What needs to be done
Your task is to repeat the entries word for word while leaving out the pictures.

Data records
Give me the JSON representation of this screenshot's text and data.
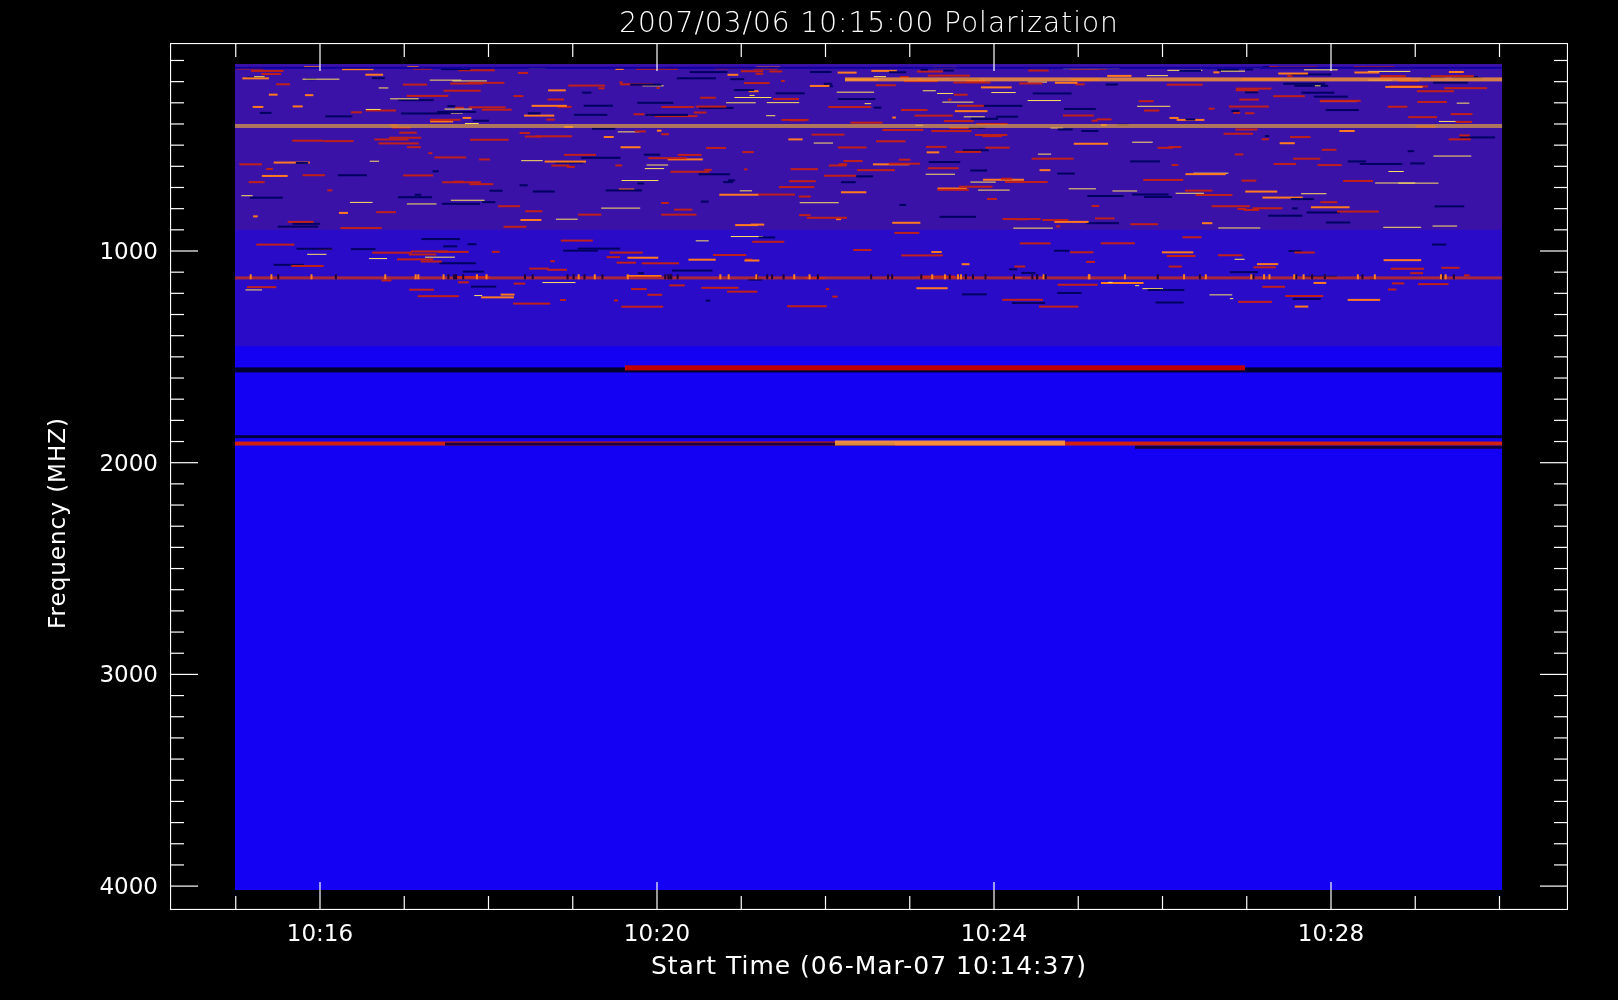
{
  "title": "2007/03/06 10:15:00 Polarization",
  "y_axis": {
    "label": "Frequency (MHZ)",
    "ticks": [
      "1000",
      "2000",
      "3000",
      "4000"
    ]
  },
  "x_axis": {
    "label": "Start Time (06-Mar-07 10:14:37)",
    "ticks": [
      "10:16",
      "10:20",
      "10:24",
      "10:28"
    ]
  }
}
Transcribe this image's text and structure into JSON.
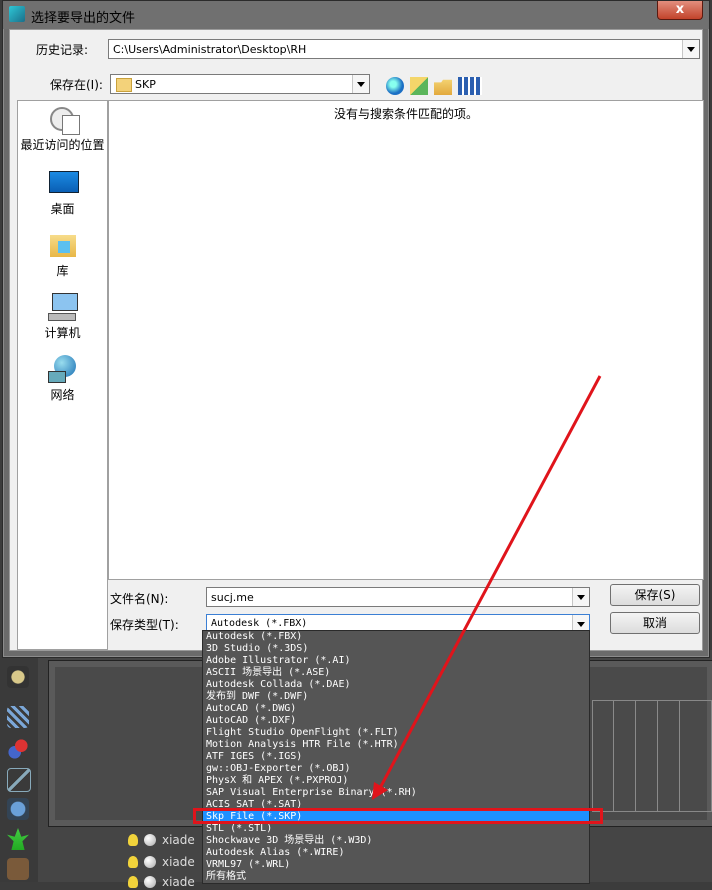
{
  "dialog": {
    "title": "选择要导出的文件",
    "close_label": "x",
    "history_label": "历史记录:",
    "history_path": "C:\\Users\\Administrator\\Desktop\\RH",
    "save_in_label": "保存在(I):",
    "save_in_value": "SKP",
    "empty_message": "没有与搜索条件匹配的项。",
    "filename_label": "文件名(N):",
    "filename_value": "sucj.me",
    "filetype_label": "保存类型(T):",
    "filetype_value": "Autodesk (*.FBX)",
    "save_button": "保存(S)",
    "cancel_button": "取消"
  },
  "places": [
    {
      "label": "最近访问的位置",
      "icon": "recent-places-icon"
    },
    {
      "label": "桌面",
      "icon": "desktop-icon"
    },
    {
      "label": "库",
      "icon": "library-icon"
    },
    {
      "label": "计算机",
      "icon": "computer-icon"
    },
    {
      "label": "网络",
      "icon": "network-icon"
    }
  ],
  "toolbar_icons": [
    "back-icon",
    "up-folder-icon",
    "new-folder-icon",
    "view-menu-icon"
  ],
  "filetype_options": [
    "Autodesk (*.FBX)",
    "3D Studio (*.3DS)",
    "Adobe Illustrator (*.AI)",
    "ASCII 场景导出 (*.ASE)",
    "Autodesk Collada (*.DAE)",
    "发布到 DWF (*.DWF)",
    "AutoCAD (*.DWG)",
    "AutoCAD (*.DXF)",
    "Flight Studio OpenFlight (*.FLT)",
    "Motion Analysis HTR File (*.HTR)",
    "ATF IGES (*.IGS)",
    "gw::OBJ-Exporter (*.OBJ)",
    "PhysX 和 APEX (*.PXPROJ)",
    "SAP Visual Enterprise Binary (*.RH)",
    "ACIS SAT (*.SAT)",
    "Skp File (*.SKP)",
    "STL (*.STL)",
    "Shockwave 3D 场景导出 (*.W3D)",
    "Autodesk Alias (*.WIRE)",
    "VRML97 (*.WRL)",
    "所有格式"
  ],
  "selected_option": "Skp File (*.SKP)",
  "background": {
    "layer_items": [
      "xiade",
      "xiade",
      "xiade"
    ]
  },
  "colors": {
    "annotation": "#e0141b",
    "selection": "#1e90ff"
  }
}
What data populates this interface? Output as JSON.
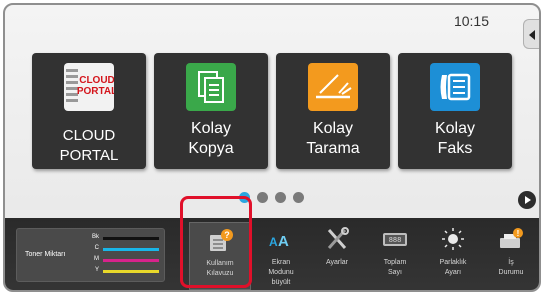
{
  "status": {
    "time": "10:15"
  },
  "tiles": [
    {
      "logo_line1": "CLOUD",
      "logo_line2": "PORTAL",
      "label": "CLOUD PORTAL"
    },
    {
      "label": "Kolay\nKopya"
    },
    {
      "label": "Kolay\nTarama"
    },
    {
      "label": "Kolay\nFaks"
    }
  ],
  "pager": {
    "pages": 4,
    "active_index": 0
  },
  "toner": {
    "title": "Toner Miktarı",
    "rows": [
      {
        "label": "Bk",
        "color": "#111111"
      },
      {
        "label": "C",
        "color": "#19b6e8"
      },
      {
        "label": "M",
        "color": "#d8238c"
      },
      {
        "label": "Y",
        "color": "#e8d82a"
      }
    ]
  },
  "functions": [
    {
      "label": "Kullanım\nKılavuzu",
      "icon": "user-guide-icon"
    },
    {
      "label": "Ekran\nModunu\nbüyült",
      "icon": "enlarge-display-icon"
    },
    {
      "label": "Ayarlar",
      "icon": "settings-tools-icon"
    },
    {
      "label": "Toplam\nSayı",
      "icon": "total-count-icon"
    },
    {
      "label": "Parlaklık\nAyarı",
      "icon": "brightness-icon"
    },
    {
      "label": "İş\nDurumu",
      "icon": "job-status-icon"
    }
  ],
  "colors": {
    "accent": "#2aa6e0",
    "highlight": "#e0102a",
    "tile_bg": "#323232",
    "orange": "#f39a1e",
    "green": "#3aa84a",
    "blue": "#1d8fd6",
    "cloud_red": "#d4151c"
  }
}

Task solution
Give me the JSON representation of this screenshot's text and data.
{
  "title": "2007/03/06 10:15:00 Polarization",
  "y_axis": {
    "label": "Frequency (MHZ)",
    "ticks": [
      "1000",
      "2000",
      "3000",
      "4000"
    ]
  },
  "x_axis": {
    "label": "Start Time (06-Mar-07 10:14:37)",
    "ticks": [
      "10:16",
      "10:20",
      "10:24",
      "10:28"
    ]
  }
}
Transcribe this image's text and structure into JSON.
{
  "dialog": {
    "title": "选择要导出的文件",
    "close_label": "x",
    "history_label": "历史记录:",
    "history_path": "C:\\Users\\Administrator\\Desktop\\RH",
    "save_in_label": "保存在(I):",
    "save_in_value": "SKP",
    "empty_message": "没有与搜索条件匹配的项。",
    "filename_label": "文件名(N):",
    "filename_value": "sucj.me",
    "filetype_label": "保存类型(T):",
    "filetype_value": "Autodesk (*.FBX)",
    "save_button": "保存(S)",
    "cancel_button": "取消"
  },
  "places": [
    {
      "label": "最近访问的位置",
      "icon": "recent-places-icon"
    },
    {
      "label": "桌面",
      "icon": "desktop-icon"
    },
    {
      "label": "库",
      "icon": "library-icon"
    },
    {
      "label": "计算机",
      "icon": "computer-icon"
    },
    {
      "label": "网络",
      "icon": "network-icon"
    }
  ],
  "toolbar_icons": [
    "back-icon",
    "up-folder-icon",
    "new-folder-icon",
    "view-menu-icon"
  ],
  "filetype_options": [
    "Autodesk (*.FBX)",
    "3D Studio (*.3DS)",
    "Adobe Illustrator (*.AI)",
    "ASCII 场景导出 (*.ASE)",
    "Autodesk Collada (*.DAE)",
    "发布到 DWF (*.DWF)",
    "AutoCAD (*.DWG)",
    "AutoCAD (*.DXF)",
    "Flight Studio OpenFlight (*.FLT)",
    "Motion Analysis HTR File (*.HTR)",
    "ATF IGES (*.IGS)",
    "gw::OBJ-Exporter (*.OBJ)",
    "PhysX 和 APEX (*.PXPROJ)",
    "SAP Visual Enterprise Binary (*.RH)",
    "ACIS SAT (*.SAT)",
    "Skp File (*.SKP)",
    "STL (*.STL)",
    "Shockwave 3D 场景导出 (*.W3D)",
    "Autodesk Alias (*.WIRE)",
    "VRML97 (*.WRL)",
    "所有格式"
  ],
  "selected_option": "Skp File (*.SKP)",
  "background": {
    "layer_items": [
      "xiade",
      "xiade",
      "xiade"
    ]
  },
  "colors": {
    "annotation": "#e0141b",
    "selection": "#1e90ff"
  }
}
What data populates this interface? Output as JSON.
{
  "status": {
    "time": "10:15"
  },
  "tiles": [
    {
      "logo_line1": "CLOUD",
      "logo_line2": "PORTAL",
      "label": "CLOUD PORTAL"
    },
    {
      "label": "Kolay\nKopya"
    },
    {
      "label": "Kolay\nTarama"
    },
    {
      "label": "Kolay\nFaks"
    }
  ],
  "pager": {
    "pages": 4,
    "active_index": 0
  },
  "toner": {
    "title": "Toner Miktarı",
    "rows": [
      {
        "label": "Bk",
        "color": "#111111"
      },
      {
        "label": "C",
        "color": "#19b6e8"
      },
      {
        "label": "M",
        "color": "#d8238c"
      },
      {
        "label": "Y",
        "color": "#e8d82a"
      }
    ]
  },
  "functions": [
    {
      "label": "Kullanım\nKılavuzu",
      "icon": "user-guide-icon"
    },
    {
      "label": "Ekran\nModunu\nbüyült",
      "icon": "enlarge-display-icon"
    },
    {
      "label": "Ayarlar",
      "icon": "settings-tools-icon"
    },
    {
      "label": "Toplam\nSayı",
      "icon": "total-count-icon"
    },
    {
      "label": "Parlaklık\nAyarı",
      "icon": "brightness-icon"
    },
    {
      "label": "İş\nDurumu",
      "icon": "job-status-icon"
    }
  ],
  "colors": {
    "accent": "#2aa6e0",
    "highlight": "#e0102a",
    "tile_bg": "#323232",
    "orange": "#f39a1e",
    "green": "#3aa84a",
    "blue": "#1d8fd6",
    "cloud_red": "#d4151c"
  }
}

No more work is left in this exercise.